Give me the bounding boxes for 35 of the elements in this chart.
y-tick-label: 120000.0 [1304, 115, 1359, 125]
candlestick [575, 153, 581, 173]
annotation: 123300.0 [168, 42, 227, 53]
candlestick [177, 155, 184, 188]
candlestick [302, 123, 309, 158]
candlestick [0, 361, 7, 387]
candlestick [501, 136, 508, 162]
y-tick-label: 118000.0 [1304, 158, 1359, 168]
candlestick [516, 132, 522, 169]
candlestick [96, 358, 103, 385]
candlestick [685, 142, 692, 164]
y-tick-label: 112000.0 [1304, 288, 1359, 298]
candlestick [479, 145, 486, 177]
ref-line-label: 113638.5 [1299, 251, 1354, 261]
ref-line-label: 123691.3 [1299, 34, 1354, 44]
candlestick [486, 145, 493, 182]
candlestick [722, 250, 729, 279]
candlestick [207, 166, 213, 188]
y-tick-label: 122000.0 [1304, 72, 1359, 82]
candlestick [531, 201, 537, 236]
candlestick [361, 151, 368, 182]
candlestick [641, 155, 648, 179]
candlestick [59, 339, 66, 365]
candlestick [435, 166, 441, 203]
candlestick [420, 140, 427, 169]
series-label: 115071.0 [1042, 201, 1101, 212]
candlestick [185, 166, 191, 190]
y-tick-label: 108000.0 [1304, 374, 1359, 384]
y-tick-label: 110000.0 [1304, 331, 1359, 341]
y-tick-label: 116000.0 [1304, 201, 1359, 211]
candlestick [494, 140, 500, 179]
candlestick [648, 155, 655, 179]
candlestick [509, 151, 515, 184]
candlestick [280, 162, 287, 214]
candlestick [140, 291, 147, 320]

(Task details) Rewrite the data from the start through the line containing "series-label: 115071.0 [1042, 201, 1101, 212]", replacing "candlestick" with "candle" and leaving everything else unchanged.

(Written answer)
Give me the bounding boxes for 35 of the elements in this chart.
y-tick-label: 120000.0 [1304, 115, 1359, 125]
candle [575, 153, 581, 173]
annotation: 123300.0 [168, 42, 227, 53]
candle [177, 155, 184, 188]
candle [302, 123, 309, 158]
candle [0, 361, 7, 387]
candle [501, 136, 508, 162]
y-tick-label: 118000.0 [1304, 158, 1359, 168]
candle [516, 132, 522, 169]
candle [96, 358, 103, 385]
candle [685, 142, 692, 164]
y-tick-label: 112000.0 [1304, 288, 1359, 298]
candle [479, 145, 486, 177]
ref-line-label: 113638.5 [1299, 251, 1354, 261]
ref-line-label: 123691.3 [1299, 34, 1354, 44]
candle [486, 145, 493, 182]
candle [722, 250, 729, 279]
candle [207, 166, 213, 188]
y-tick-label: 122000.0 [1304, 72, 1359, 82]
candle [531, 201, 537, 236]
candle [361, 151, 368, 182]
candle [641, 155, 648, 179]
candle [59, 339, 66, 365]
candle [435, 166, 441, 203]
candle [420, 140, 427, 169]
series-label: 115071.0 [1042, 201, 1101, 212]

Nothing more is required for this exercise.